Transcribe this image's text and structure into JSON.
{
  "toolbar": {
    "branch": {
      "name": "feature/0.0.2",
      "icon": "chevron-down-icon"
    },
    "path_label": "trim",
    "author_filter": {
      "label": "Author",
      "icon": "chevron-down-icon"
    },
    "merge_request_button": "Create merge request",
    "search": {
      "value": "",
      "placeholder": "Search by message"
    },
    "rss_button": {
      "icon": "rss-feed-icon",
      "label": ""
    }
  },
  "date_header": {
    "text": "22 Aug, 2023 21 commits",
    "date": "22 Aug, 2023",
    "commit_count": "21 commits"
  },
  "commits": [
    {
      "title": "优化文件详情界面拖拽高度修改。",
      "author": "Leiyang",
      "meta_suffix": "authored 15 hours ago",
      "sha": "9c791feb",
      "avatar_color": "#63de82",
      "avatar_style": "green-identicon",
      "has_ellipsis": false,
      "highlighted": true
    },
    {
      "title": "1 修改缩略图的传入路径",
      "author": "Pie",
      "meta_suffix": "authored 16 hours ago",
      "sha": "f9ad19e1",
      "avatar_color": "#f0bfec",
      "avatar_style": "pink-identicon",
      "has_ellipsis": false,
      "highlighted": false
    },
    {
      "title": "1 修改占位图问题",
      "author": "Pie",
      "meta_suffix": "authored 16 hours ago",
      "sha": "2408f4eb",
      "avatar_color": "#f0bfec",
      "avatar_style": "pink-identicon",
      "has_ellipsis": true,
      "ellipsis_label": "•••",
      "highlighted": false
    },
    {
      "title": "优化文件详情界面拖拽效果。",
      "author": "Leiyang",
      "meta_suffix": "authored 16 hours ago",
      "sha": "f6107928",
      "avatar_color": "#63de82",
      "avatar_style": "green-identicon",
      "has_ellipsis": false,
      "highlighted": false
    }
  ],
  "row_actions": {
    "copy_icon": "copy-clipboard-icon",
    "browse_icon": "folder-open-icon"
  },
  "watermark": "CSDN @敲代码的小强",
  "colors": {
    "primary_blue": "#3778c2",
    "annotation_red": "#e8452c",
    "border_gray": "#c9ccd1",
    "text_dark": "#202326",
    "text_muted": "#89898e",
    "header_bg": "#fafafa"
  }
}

■ ■ ■

■ **The problem**: Take the data above and return it exactly.

■ **Solution**:
Transcribe this image's text and structure into JSON.
{
  "toolbar": {
    "branch": {
      "name": "feature/0.0.2",
      "icon": "chevron-down-icon"
    },
    "path_label": "trim",
    "author_filter": {
      "label": "Author",
      "icon": "chevron-down-icon"
    },
    "merge_request_button": "Create merge request",
    "search": {
      "value": "",
      "placeholder": "Search by message"
    },
    "rss_button": {
      "icon": "rss-feed-icon",
      "label": ""
    }
  },
  "date_header": {
    "text": "22 Aug, 2023 21 commits",
    "date": "22 Aug, 2023",
    "commit_count": "21 commits"
  },
  "commits": [
    {
      "title": "优化文件详情界面拖拽高度修改。",
      "author": "Leiyang",
      "meta_suffix": "authored 15 hours ago",
      "sha": "9c791feb",
      "avatar_color": "#63de82",
      "avatar_style": "green-identicon",
      "has_ellipsis": false,
      "highlighted": true
    },
    {
      "title": "1 修改缩略图的传入路径",
      "author": "Pie",
      "meta_suffix": "authored 16 hours ago",
      "sha": "f9ad19e1",
      "avatar_color": "#f0bfec",
      "avatar_style": "pink-identicon",
      "has_ellipsis": false,
      "highlighted": false
    },
    {
      "title": "1 修改占位图问题",
      "author": "Pie",
      "meta_suffix": "authored 16 hours ago",
      "sha": "2408f4eb",
      "avatar_color": "#f0bfec",
      "avatar_style": "pink-identicon",
      "has_ellipsis": true,
      "ellipsis_label": "•••",
      "highlighted": false
    },
    {
      "title": "优化文件详情界面拖拽效果。",
      "author": "Leiyang",
      "meta_suffix": "authored 16 hours ago",
      "sha": "f6107928",
      "avatar_color": "#63de82",
      "avatar_style": "green-identicon",
      "has_ellipsis": false,
      "highlighted": false
    }
  ],
  "row_actions": {
    "copy_icon": "copy-clipboard-icon",
    "browse_icon": "folder-open-icon"
  },
  "watermark": "CSDN @敲代码的小强",
  "colors": {
    "primary_blue": "#3778c2",
    "annotation_red": "#e8452c",
    "border_gray": "#c9ccd1",
    "text_dark": "#202326",
    "text_muted": "#89898e",
    "header_bg": "#fafafa"
  }
}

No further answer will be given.